Excerpted text
The need for Vietnam to develop PPP legislation has been a subject of much discussion over the past few years and during the course of 2010 in particular. There has sometimes been a lack of clarity about what was being sought from these regulations in the Vietnamese context, although the fundamental hope is that they will be a panacea to Vietnam’s infrastructure financing needs.

 

As an initial comment, the concept of PPP can be extremely wide, covering any cooperation between the private sector and the public sector for infrastructure development or public services. This is reflected in the definition of “PPP investment form” in the decision, which also mentions that the cooperation must be based on a contract.

 

Based on this definition, PPP is not new to Vietnam. A number of infrastructure projects are already being carried based on the relatively comprehensive legal framework set out in Decree 108/2009/ND-CP for build-operate transfer (BOT), build-transfer-operate (BTO) and build-transfer (BT) structures - these forms of investment are all included in the PPP family.

 

However, these models have historically not always been the most efficient in terms of the allocation of state resources and the use of the state’s balance sheet. The key driver for PPP legislation was therefore to open up other possibilities for structuring infrastructure projects in view of the tens, if not hundreds, of billions of dollars required in infrastructure and public services funding over the coming years, and the finite resources of the Vietnamese state and official development aid. The decision is a first major step in this direction.

 

From the perspective of the international business community, there has also been concern over the absence of a legal framework permitting other types of private participation in infrastructure, for instance in the long-term management or regeneration of infrastructure. Although there is little or no “build” component in these projects, the costs of implementation can be very high, for example in river dredging or waste water/sanitation services projects and the legal uncertainty around the framework for implementing projects of this type has actually prevented investments into Vietnam. The new decision is very much welcomed in this context, although it is, of course and as has often been commented, very short on detail.

 

The decision is most definitely a major milestone as introduces a number of new concepts that are key to promote the development of infrastructure and the participation of the private sector in public services on a sustainable basis with less reliance on government assets and guarantees, and opens the door to more flexible project structuring using a range of PPP techniques.

Collected data
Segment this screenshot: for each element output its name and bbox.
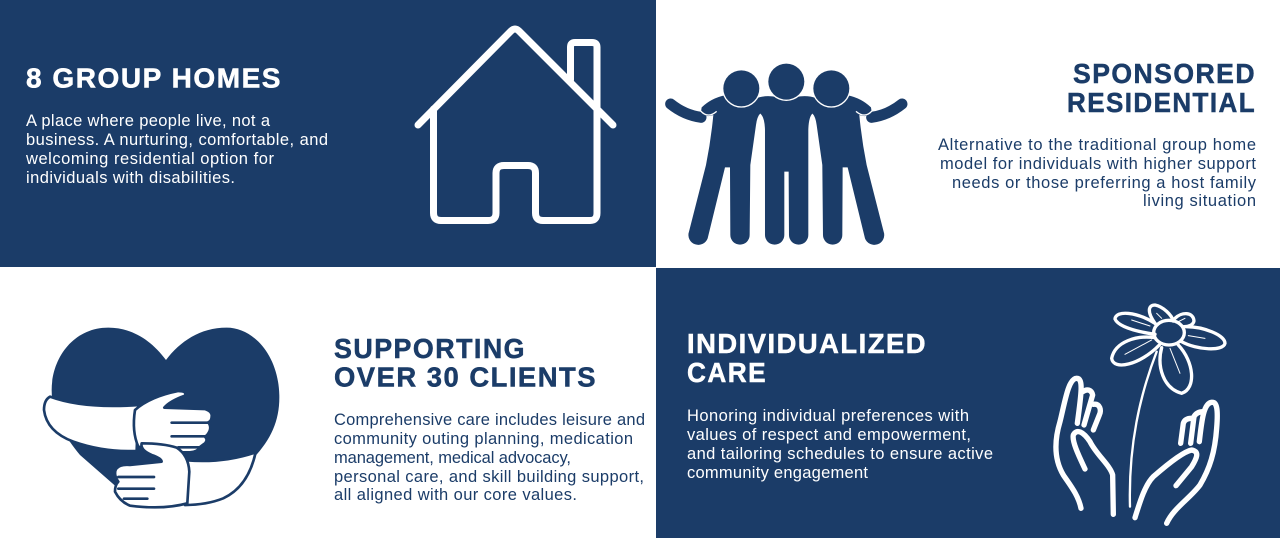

Exercise task
Carry on the text about Vietnam's PPP legislation from where it ends. The data is not used in this exercise.

Answer to this problem
PPP projects are a way to address Vietnam’s infrastructure shortfalls

 

It is not unusual for the Vietnamese legislator to introduce pilot regulations with a view to adapting them for wider application once they have been tried, tested and further developed. It is therefore expected that the implementation of pilot projects under the decision will lead to the development of more detailed legislation, which is clearly requires to flesh out the existing framework of the decision with a view to more general application.

 

What are your views on the criteria for choosing pilot PPP projects?

 

For a project to be implemented as a pilot project under the decision, it must satisfy only one of the following criteria:

 

- Be an important and large project, urgently required for the development of the economy in accordance with Decision 412/QD-TTg (this sets out a number of expressways, including the first pilot project to be implemented under the PPP regulations the Phan Thiet-Dau Giay expressway, seaports, airports, bridges and railways)

 

- Be able to return capital to the investor from realistic revenue sources receivable from the users of the project

 

- Take advantage of the technology, managerial and operational experience of the private sector and effectively utilize the financial capacity of the private sector

 

- Comply with other criteria as decided by the prime minister.

 

These criteria have generally been criticised as being to vague and discretionary, and will likely be further refined in the future. The following aspects should, however be viewed as positive conceptual developments:

 

The second criterion listed above - for the project to cover its costs (including debt financing costs) and to derive enough profits to warrant private investment through its own revenue generation capabilities - goes to the heart of what should make PPP attractive for Vietnam. The challenge will lie in how to actually ensure that this is the case in practice. This will require very careful project structuring from a financial perspective, taking into account the serious limitations imposed by low utilities prices in Vietnam, which are well known to be problematic for the financial viability of projects.

 

The third criterion is also very important to note. The main focus of the government to date has understandably been the mobilisation of funds for project construction. However, PPP models can also allow infrastructure and public services to develop much more efficiently to the benefit of end users by allowing the public sector to harness the expertise and technology of specialised private sector operators. These often boast “best in class” facilities and operations across different sectors, from healthcare to environmental and transport services.

 

It is said that this regulation will push domestic private investors away from PPP projects because they cannot mobilise huge funds without a government guarantee. Do you agree?

 

The decision restricts the availability of direct government guarantees for the debt or loans incurred by the private sector to lenders in financing their portion of project costs. In this context, it is true that lenders to large infrastructure projects typically require government guarantees in respect of their exposure.

 

However, the government is constrained in real terms by the amount of contingent debt it can have on its balance sheet, and guarantees can no longer be viewed as a long-term sustainable solution to infrastructure development.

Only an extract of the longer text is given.